▸ **Requirements**: Reproduce every entry below precisely. Pictures are excluded from the copy.
--- Data shown ---
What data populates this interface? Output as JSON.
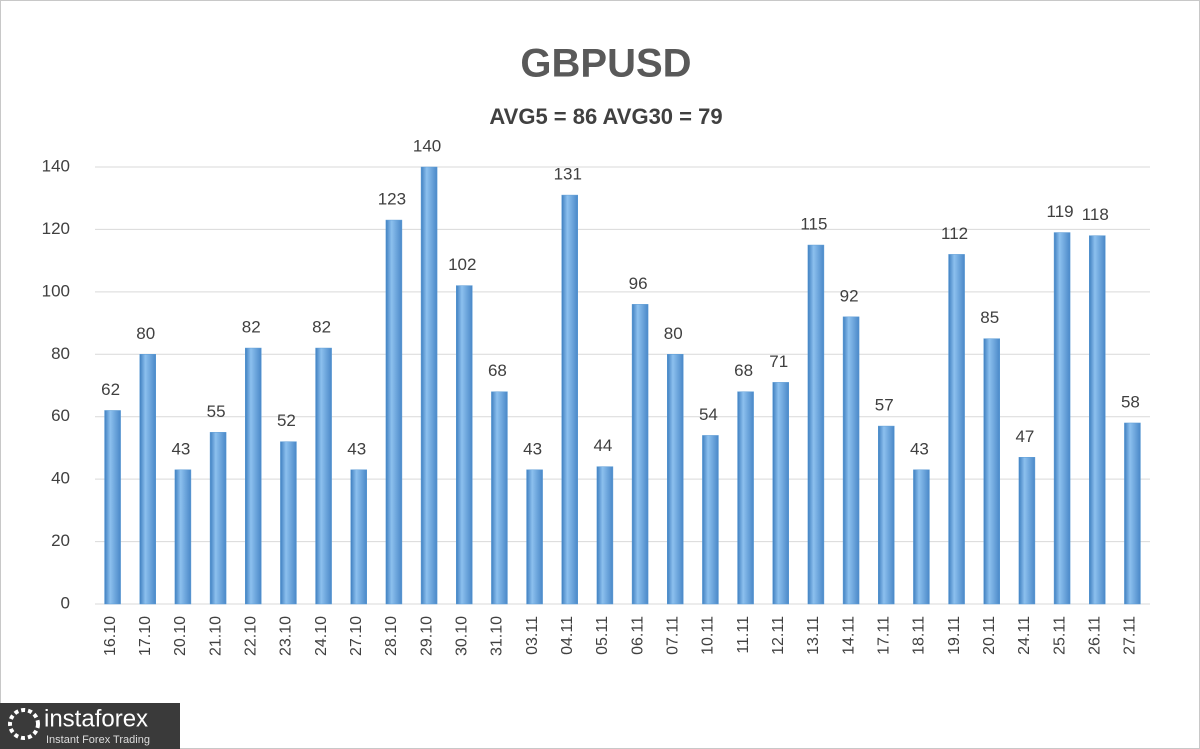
{
  "chart_data": {
    "type": "bar",
    "title": "GBPUSD",
    "subtitle": "AVG5 = 86 AVG30 = 79",
    "categories": [
      "16.10",
      "17.10",
      "20.10",
      "21.10",
      "22.10",
      "23.10",
      "24.10",
      "27.10",
      "28.10",
      "29.10",
      "30.10",
      "31.10",
      "03.11",
      "04.11",
      "05.11",
      "06.11",
      "07.11",
      "10.11",
      "11.11",
      "12.11",
      "13.11",
      "14.11",
      "17.11",
      "18.11",
      "19.11",
      "20.11",
      "24.11",
      "25.11",
      "26.11",
      "27.11"
    ],
    "values": [
      62,
      80,
      43,
      55,
      82,
      52,
      82,
      43,
      123,
      140,
      102,
      68,
      43,
      131,
      44,
      96,
      80,
      54,
      68,
      71,
      115,
      92,
      57,
      43,
      112,
      85,
      47,
      119,
      118,
      58
    ],
    "color": "#5b9bd5",
    "ylim": [
      0,
      140
    ],
    "yticks": [
      0,
      20,
      40,
      60,
      80,
      100,
      120,
      140
    ],
    "grid": true
  },
  "watermark": {
    "brand": "instaforex",
    "tagline": "Instant Forex Trading"
  }
}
---
▸ **Answer to this exercise**:
What data populates this interface? Output as JSON.
{
  "chart_data": {
    "type": "bar",
    "title": "GBPUSD",
    "subtitle": "AVG5 = 86 AVG30 = 79",
    "categories": [
      "16.10",
      "17.10",
      "20.10",
      "21.10",
      "22.10",
      "23.10",
      "24.10",
      "27.10",
      "28.10",
      "29.10",
      "30.10",
      "31.10",
      "03.11",
      "04.11",
      "05.11",
      "06.11",
      "07.11",
      "10.11",
      "11.11",
      "12.11",
      "13.11",
      "14.11",
      "17.11",
      "18.11",
      "19.11",
      "20.11",
      "24.11",
      "25.11",
      "26.11",
      "27.11"
    ],
    "values": [
      62,
      80,
      43,
      55,
      82,
      52,
      82,
      43,
      123,
      140,
      102,
      68,
      43,
      131,
      44,
      96,
      80,
      54,
      68,
      71,
      115,
      92,
      57,
      43,
      112,
      85,
      47,
      119,
      118,
      58
    ],
    "color": "#5b9bd5",
    "ylim": [
      0,
      140
    ],
    "yticks": [
      0,
      20,
      40,
      60,
      80,
      100,
      120,
      140
    ],
    "grid": true
  },
  "watermark": {
    "brand": "instaforex",
    "tagline": "Instant Forex Trading"
  }
}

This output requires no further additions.